Problem description: Pick out each line of the records that includes the string "heading", and copy it.

Figure dataset records:
__________________________________________________

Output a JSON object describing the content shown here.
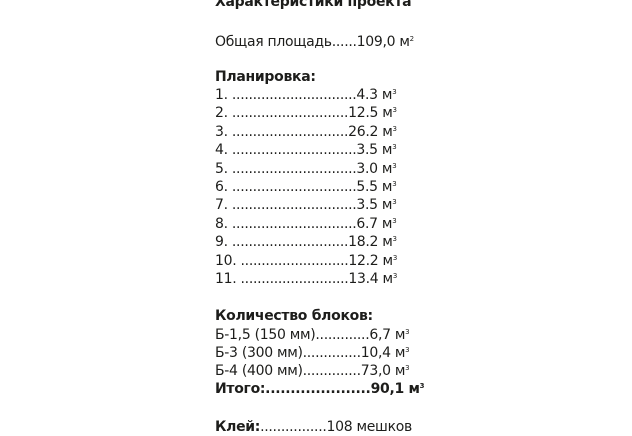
{
  "title": "Характеристики проекта",
  "total_area": {
    "text": "Общая площадь......109,0 м",
    "sup": "2"
  },
  "layout": {
    "heading": "Планировка:",
    "items": [
      {
        "text": "1. ..............................4.3 м",
        "sup": "3"
      },
      {
        "text": "2. ............................12.5 м",
        "sup": "3"
      },
      {
        "text": "3. ............................26.2 м",
        "sup": "3"
      },
      {
        "text": "4. ..............................3.5 м",
        "sup": "3"
      },
      {
        "text": "5. ..............................3.0 м",
        "sup": "3"
      },
      {
        "text": "6. ..............................5.5 м",
        "sup": "3"
      },
      {
        "text": "7. ..............................3.5 м",
        "sup": "3"
      },
      {
        "text": "8. ..............................6.7 м",
        "sup": "3"
      },
      {
        "text": "9. ............................18.2 м",
        "sup": "3"
      },
      {
        "text": "10. ..........................12.2 м",
        "sup": "3"
      },
      {
        "text": "11. ..........................13.4 м",
        "sup": "3"
      }
    ]
  },
  "blocks": {
    "heading": "Количество блоков:",
    "items": [
      {
        "text": "Б-1,5 (150 мм).............6,7 м",
        "sup": "3"
      },
      {
        "text": "Б-3 (300 мм)..............10,4 м",
        "sup": "3"
      },
      {
        "text": "Б-4 (400 мм)..............73,0 м",
        "sup": "3"
      }
    ],
    "total": {
      "text": "Итого:.....................90,1 м",
      "sup": "3"
    }
  },
  "glue": {
    "label": "Клей:",
    "value": "................108 мешков"
  }
}
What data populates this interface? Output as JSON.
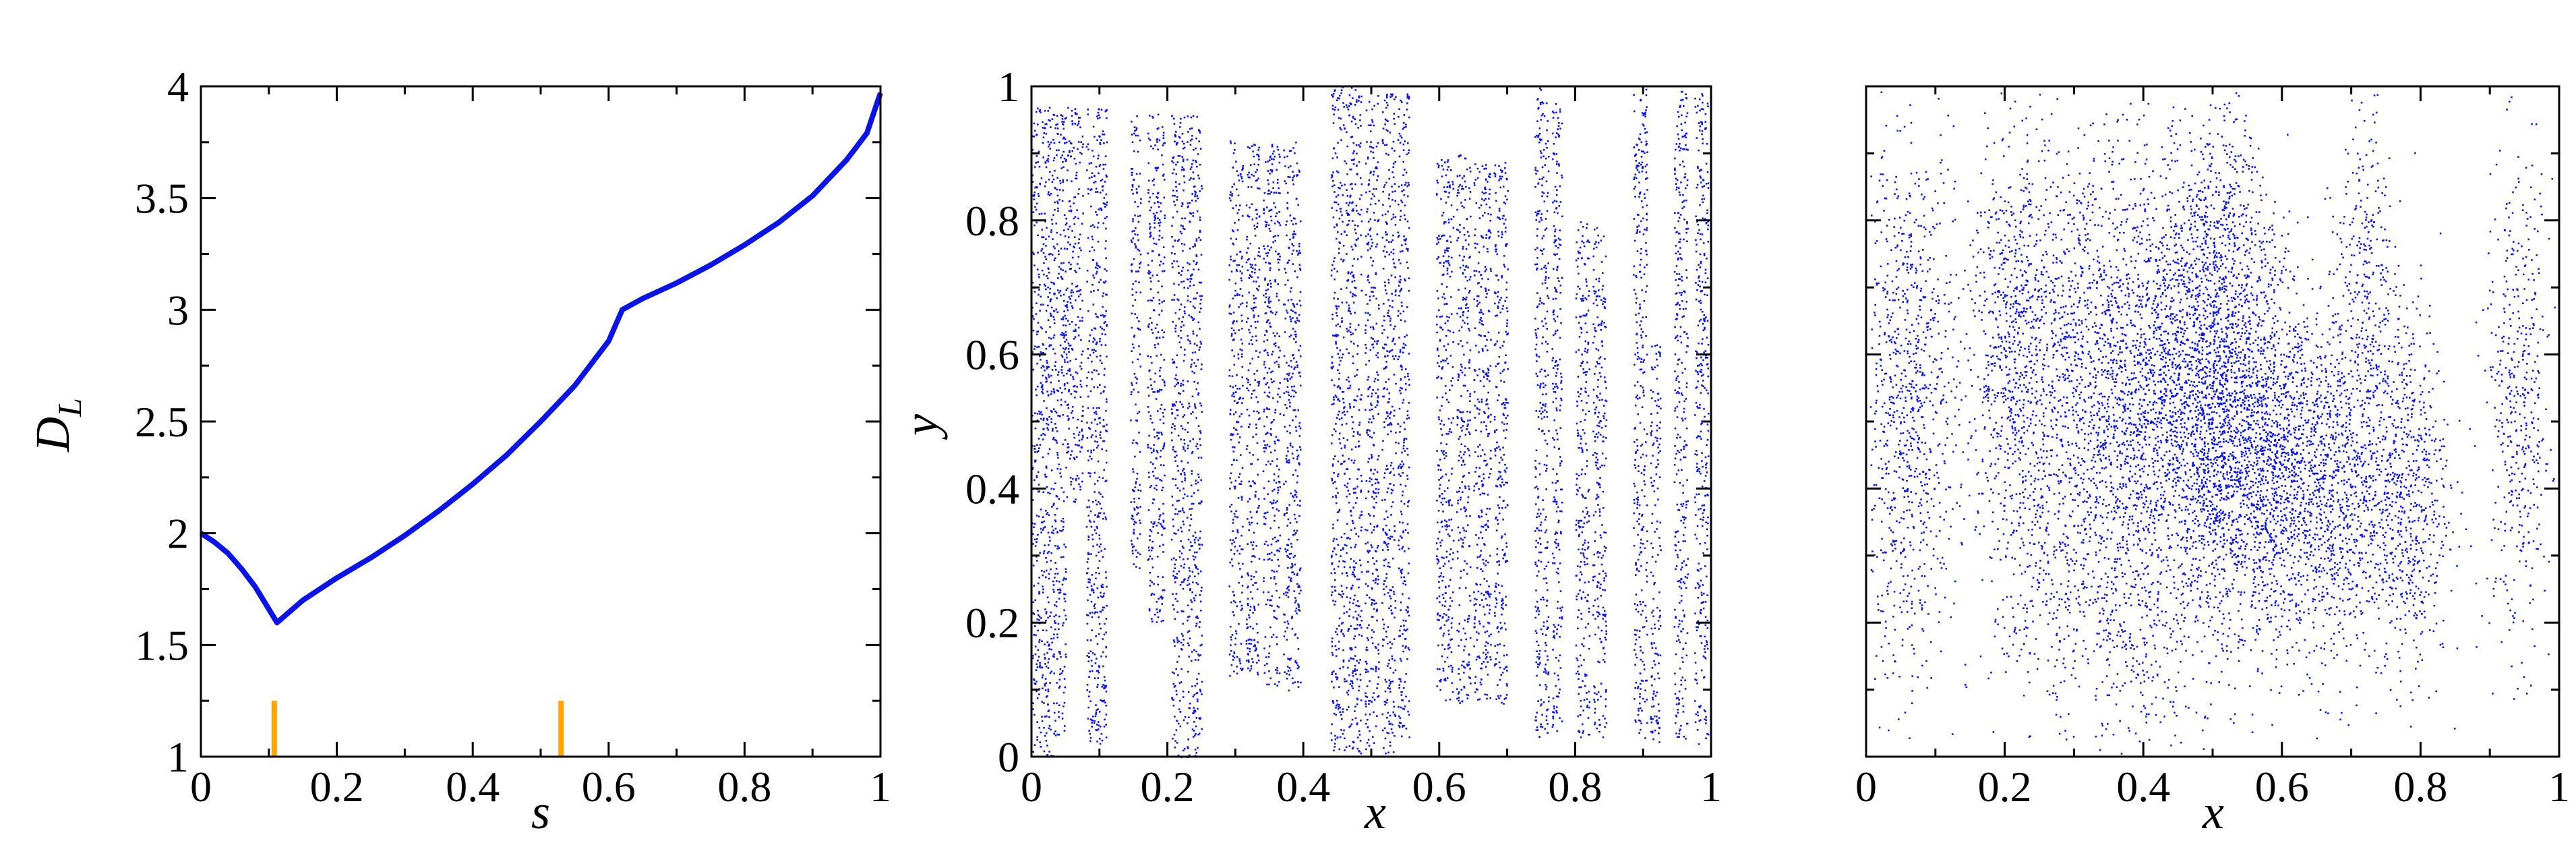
{
  "chart_data": [
    {
      "type": "line",
      "xlabel": "s",
      "ylabel": "D",
      "ylabel_subscript": "L",
      "xlim": [
        0,
        1
      ],
      "ylim": [
        1,
        4
      ],
      "xticks": [
        "0",
        "0.2",
        "0.4",
        "0.6",
        "0.8",
        "1"
      ],
      "xtick_values": [
        0,
        0.2,
        0.4,
        0.6,
        0.8,
        1
      ],
      "yticks": [
        "1",
        "1.5",
        "2",
        "2.5",
        "3",
        "3.5",
        "4"
      ],
      "ytick_values": [
        1,
        1.5,
        2,
        2.5,
        3,
        3.5,
        4
      ],
      "series": [
        {
          "color": "#0a14e6",
          "x": [
            0,
            0.02,
            0.04,
            0.06,
            0.08,
            0.1,
            0.112,
            0.15,
            0.2,
            0.25,
            0.3,
            0.35,
            0.4,
            0.45,
            0.5,
            0.55,
            0.6,
            0.62,
            0.65,
            0.7,
            0.75,
            0.8,
            0.85,
            0.9,
            0.95,
            0.98,
            1.0
          ],
          "y": [
            2.0,
            1.96,
            1.91,
            1.84,
            1.76,
            1.66,
            1.6,
            1.7,
            1.8,
            1.89,
            1.99,
            2.1,
            2.22,
            2.35,
            2.5,
            2.66,
            2.86,
            3.0,
            3.05,
            3.12,
            3.2,
            3.29,
            3.39,
            3.51,
            3.67,
            3.79,
            3.97
          ]
        }
      ],
      "markers": {
        "color": "#ffa500",
        "x": [
          0.108,
          0.53
        ],
        "y_range": [
          1.0,
          1.25
        ]
      }
    },
    {
      "type": "scatter",
      "xlabel": "x",
      "ylabel": "y",
      "xlim": [
        0,
        1
      ],
      "ylim": [
        0,
        1
      ],
      "xticks": [
        "0",
        "0.2",
        "0.4",
        "0.6",
        "0.8",
        "1"
      ],
      "xtick_values": [
        0,
        0.2,
        0.4,
        0.6,
        0.8,
        1
      ],
      "yticks": [
        "0",
        "0.2",
        "0.4",
        "0.6",
        "0.8",
        "1"
      ],
      "ytick_values": [
        0,
        0.2,
        0.4,
        0.6,
        0.8,
        1
      ],
      "point_color": "#0a14e6",
      "strips": [
        {
          "x0": 0.0,
          "x1": 0.035,
          "y0": 0.0,
          "y1": 0.97
        },
        {
          "x0": 0.035,
          "x1": 0.05,
          "y0": 0.03,
          "y1": 0.96
        },
        {
          "x0": 0.05,
          "x1": 0.075,
          "y0": 0.38,
          "y1": 0.97
        },
        {
          "x0": 0.08,
          "x1": 0.11,
          "y0": 0.02,
          "y1": 0.97
        },
        {
          "x0": 0.145,
          "x1": 0.16,
          "y0": 0.28,
          "y1": 0.96
        },
        {
          "x0": 0.17,
          "x1": 0.195,
          "y0": 0.2,
          "y1": 0.96
        },
        {
          "x0": 0.205,
          "x1": 0.225,
          "y0": 0.0,
          "y1": 0.96
        },
        {
          "x0": 0.228,
          "x1": 0.25,
          "y0": 0.0,
          "y1": 0.96
        },
        {
          "x0": 0.29,
          "x1": 0.31,
          "y0": 0.12,
          "y1": 0.92
        },
        {
          "x0": 0.315,
          "x1": 0.335,
          "y0": 0.12,
          "y1": 0.92
        },
        {
          "x0": 0.34,
          "x1": 0.365,
          "y0": 0.1,
          "y1": 0.92
        },
        {
          "x0": 0.37,
          "x1": 0.395,
          "y0": 0.1,
          "y1": 0.92
        },
        {
          "x0": 0.44,
          "x1": 0.46,
          "y0": 0.01,
          "y1": 1.0
        },
        {
          "x0": 0.462,
          "x1": 0.485,
          "y0": 0.0,
          "y1": 1.0
        },
        {
          "x0": 0.49,
          "x1": 0.51,
          "y0": 0.0,
          "y1": 0.99
        },
        {
          "x0": 0.515,
          "x1": 0.535,
          "y0": 0.0,
          "y1": 0.99
        },
        {
          "x0": 0.538,
          "x1": 0.555,
          "y0": 0.02,
          "y1": 0.99
        },
        {
          "x0": 0.595,
          "x1": 0.62,
          "y0": 0.08,
          "y1": 0.9
        },
        {
          "x0": 0.625,
          "x1": 0.645,
          "y0": 0.08,
          "y1": 0.9
        },
        {
          "x0": 0.65,
          "x1": 0.675,
          "y0": 0.08,
          "y1": 0.89
        },
        {
          "x0": 0.68,
          "x1": 0.7,
          "y0": 0.08,
          "y1": 0.89
        },
        {
          "x0": 0.74,
          "x1": 0.76,
          "y0": 0.03,
          "y1": 1.0
        },
        {
          "x0": 0.765,
          "x1": 0.78,
          "y0": 0.03,
          "y1": 0.98
        },
        {
          "x0": 0.8,
          "x1": 0.82,
          "y0": 0.03,
          "y1": 0.8
        },
        {
          "x0": 0.825,
          "x1": 0.845,
          "y0": 0.03,
          "y1": 0.79
        },
        {
          "x0": 0.885,
          "x1": 0.905,
          "y0": 0.02,
          "y1": 1.0
        },
        {
          "x0": 0.91,
          "x1": 0.925,
          "y0": 0.02,
          "y1": 0.62
        },
        {
          "x0": 0.945,
          "x1": 0.965,
          "y0": 0.02,
          "y1": 1.0
        },
        {
          "x0": 0.975,
          "x1": 0.995,
          "y0": 0.02,
          "y1": 1.0
        }
      ]
    },
    {
      "type": "scatter",
      "xlabel": "x",
      "ylabel": "",
      "xlim": [
        0,
        1
      ],
      "ylim": [
        0,
        1
      ],
      "xticks": [
        "0",
        "0.2",
        "0.4",
        "0.6",
        "0.8",
        "1"
      ],
      "xtick_values": [
        0,
        0.2,
        0.4,
        0.6,
        0.8,
        1
      ],
      "ytick_values": [
        0,
        0.2,
        0.4,
        0.6,
        0.8,
        1
      ],
      "point_color": "#0a14e6",
      "clouds": [
        {
          "cx": 0.06,
          "cy": 0.52,
          "sx": 0.035,
          "sy": 0.2,
          "n": 900
        },
        {
          "cx": 0.21,
          "cy": 0.62,
          "sx": 0.035,
          "sy": 0.17,
          "n": 700
        },
        {
          "cx": 0.32,
          "cy": 0.6,
          "sx": 0.06,
          "sy": 0.17,
          "n": 1100
        },
        {
          "cx": 0.48,
          "cy": 0.52,
          "sx": 0.08,
          "sy": 0.15,
          "n": 2600
        },
        {
          "cx": 0.58,
          "cy": 0.42,
          "sx": 0.07,
          "sy": 0.13,
          "n": 1400
        },
        {
          "cx": 0.5,
          "cy": 0.78,
          "sx": 0.04,
          "sy": 0.1,
          "n": 500
        },
        {
          "cx": 0.68,
          "cy": 0.38,
          "sx": 0.05,
          "sy": 0.13,
          "n": 700
        },
        {
          "cx": 0.78,
          "cy": 0.4,
          "sx": 0.03,
          "sy": 0.14,
          "n": 600
        },
        {
          "cx": 0.72,
          "cy": 0.7,
          "sx": 0.02,
          "sy": 0.15,
          "n": 300
        },
        {
          "cx": 0.94,
          "cy": 0.52,
          "sx": 0.025,
          "sy": 0.18,
          "n": 450
        },
        {
          "cx": 0.28,
          "cy": 0.25,
          "sx": 0.05,
          "sy": 0.12,
          "n": 350
        },
        {
          "cx": 0.4,
          "cy": 0.2,
          "sx": 0.04,
          "sy": 0.1,
          "n": 250
        }
      ]
    }
  ]
}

__________________________________________________

Problem solution:
    "heading": "Планировка:",
    "heading": "Количество блоков:",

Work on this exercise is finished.